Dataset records
++++++

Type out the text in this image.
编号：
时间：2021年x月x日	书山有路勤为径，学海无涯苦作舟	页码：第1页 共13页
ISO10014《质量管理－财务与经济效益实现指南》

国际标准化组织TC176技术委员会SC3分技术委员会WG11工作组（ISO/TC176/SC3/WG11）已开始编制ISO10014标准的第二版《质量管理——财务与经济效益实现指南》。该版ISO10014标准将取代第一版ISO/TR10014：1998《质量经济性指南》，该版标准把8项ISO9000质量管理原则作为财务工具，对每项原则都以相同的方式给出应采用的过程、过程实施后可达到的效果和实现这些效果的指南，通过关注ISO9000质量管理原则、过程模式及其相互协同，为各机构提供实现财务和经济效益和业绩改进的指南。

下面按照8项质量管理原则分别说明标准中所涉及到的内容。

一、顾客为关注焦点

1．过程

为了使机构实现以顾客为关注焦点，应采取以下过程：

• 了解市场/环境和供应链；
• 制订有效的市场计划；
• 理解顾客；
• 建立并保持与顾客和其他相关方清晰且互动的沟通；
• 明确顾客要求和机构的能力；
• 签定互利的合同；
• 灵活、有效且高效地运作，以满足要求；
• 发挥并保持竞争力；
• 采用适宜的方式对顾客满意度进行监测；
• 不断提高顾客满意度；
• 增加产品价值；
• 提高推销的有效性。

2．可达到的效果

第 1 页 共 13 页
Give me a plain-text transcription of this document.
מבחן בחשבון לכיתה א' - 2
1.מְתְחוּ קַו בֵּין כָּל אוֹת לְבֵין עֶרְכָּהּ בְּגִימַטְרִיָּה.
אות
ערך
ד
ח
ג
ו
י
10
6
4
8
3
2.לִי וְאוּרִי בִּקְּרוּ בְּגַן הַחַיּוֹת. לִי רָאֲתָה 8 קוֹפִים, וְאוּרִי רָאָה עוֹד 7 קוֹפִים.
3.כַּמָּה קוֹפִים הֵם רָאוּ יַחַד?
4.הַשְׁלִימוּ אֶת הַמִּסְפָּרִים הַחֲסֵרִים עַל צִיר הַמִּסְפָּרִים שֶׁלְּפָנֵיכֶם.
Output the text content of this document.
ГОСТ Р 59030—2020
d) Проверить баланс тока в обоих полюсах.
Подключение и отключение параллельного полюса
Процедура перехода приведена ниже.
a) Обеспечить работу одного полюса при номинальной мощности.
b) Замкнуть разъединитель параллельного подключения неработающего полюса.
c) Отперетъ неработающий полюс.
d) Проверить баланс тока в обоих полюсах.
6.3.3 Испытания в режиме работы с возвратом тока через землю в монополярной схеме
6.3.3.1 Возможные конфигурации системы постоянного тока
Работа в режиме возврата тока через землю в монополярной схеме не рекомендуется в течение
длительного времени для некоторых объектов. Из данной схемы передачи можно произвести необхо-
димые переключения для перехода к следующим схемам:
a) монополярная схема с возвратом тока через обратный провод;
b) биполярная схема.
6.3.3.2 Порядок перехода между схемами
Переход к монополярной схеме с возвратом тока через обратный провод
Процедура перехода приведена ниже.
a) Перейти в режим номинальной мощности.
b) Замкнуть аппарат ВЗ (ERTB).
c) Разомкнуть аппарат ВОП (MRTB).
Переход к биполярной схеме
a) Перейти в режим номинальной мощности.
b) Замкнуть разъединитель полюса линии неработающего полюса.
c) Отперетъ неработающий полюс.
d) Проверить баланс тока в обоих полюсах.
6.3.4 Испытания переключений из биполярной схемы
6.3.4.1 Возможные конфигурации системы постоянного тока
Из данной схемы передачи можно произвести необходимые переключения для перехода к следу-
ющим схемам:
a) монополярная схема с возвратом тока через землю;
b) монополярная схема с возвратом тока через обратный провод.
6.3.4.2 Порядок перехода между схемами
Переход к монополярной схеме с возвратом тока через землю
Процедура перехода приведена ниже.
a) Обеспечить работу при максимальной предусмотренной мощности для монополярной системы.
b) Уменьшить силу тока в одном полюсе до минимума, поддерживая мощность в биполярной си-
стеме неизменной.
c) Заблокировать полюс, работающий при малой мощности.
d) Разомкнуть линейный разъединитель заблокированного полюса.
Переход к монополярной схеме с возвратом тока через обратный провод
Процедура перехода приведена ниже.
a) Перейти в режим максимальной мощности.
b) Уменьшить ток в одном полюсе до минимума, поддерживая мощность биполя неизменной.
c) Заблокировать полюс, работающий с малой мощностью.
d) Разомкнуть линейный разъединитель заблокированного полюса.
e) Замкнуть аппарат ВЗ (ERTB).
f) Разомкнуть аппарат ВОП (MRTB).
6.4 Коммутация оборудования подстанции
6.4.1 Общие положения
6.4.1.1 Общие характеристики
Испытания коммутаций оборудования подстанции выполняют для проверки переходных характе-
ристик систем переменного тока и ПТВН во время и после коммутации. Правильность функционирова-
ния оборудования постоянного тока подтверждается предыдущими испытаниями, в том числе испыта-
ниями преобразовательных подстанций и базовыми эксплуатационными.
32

++++++

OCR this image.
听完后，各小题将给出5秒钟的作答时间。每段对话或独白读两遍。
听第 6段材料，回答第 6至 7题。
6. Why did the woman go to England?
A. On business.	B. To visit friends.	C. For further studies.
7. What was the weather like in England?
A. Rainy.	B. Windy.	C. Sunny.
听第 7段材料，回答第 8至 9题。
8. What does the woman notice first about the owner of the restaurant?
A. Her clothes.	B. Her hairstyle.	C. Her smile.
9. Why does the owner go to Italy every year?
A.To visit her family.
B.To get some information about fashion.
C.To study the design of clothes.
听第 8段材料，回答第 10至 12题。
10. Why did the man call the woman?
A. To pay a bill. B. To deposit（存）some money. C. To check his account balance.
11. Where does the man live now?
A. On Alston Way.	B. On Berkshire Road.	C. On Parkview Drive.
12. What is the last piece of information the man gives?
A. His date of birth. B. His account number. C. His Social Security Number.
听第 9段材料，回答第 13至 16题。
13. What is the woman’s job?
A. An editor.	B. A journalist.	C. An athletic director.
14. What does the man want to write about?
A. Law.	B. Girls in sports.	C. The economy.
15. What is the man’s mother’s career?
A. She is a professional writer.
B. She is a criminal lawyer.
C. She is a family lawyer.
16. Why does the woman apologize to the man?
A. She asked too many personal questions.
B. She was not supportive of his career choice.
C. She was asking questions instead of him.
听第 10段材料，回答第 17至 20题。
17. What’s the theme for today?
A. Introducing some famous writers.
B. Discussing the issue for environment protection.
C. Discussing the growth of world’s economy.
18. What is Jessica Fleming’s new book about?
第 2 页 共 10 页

++++++

▶ _The task_
Pick out each line that holds the string "неизменной".

▶ _Answer to this exercise_
стеме неизменной.
b) Уменьшить ток в одном полюсе до минимума, поддерживая мощность биполя неизменной.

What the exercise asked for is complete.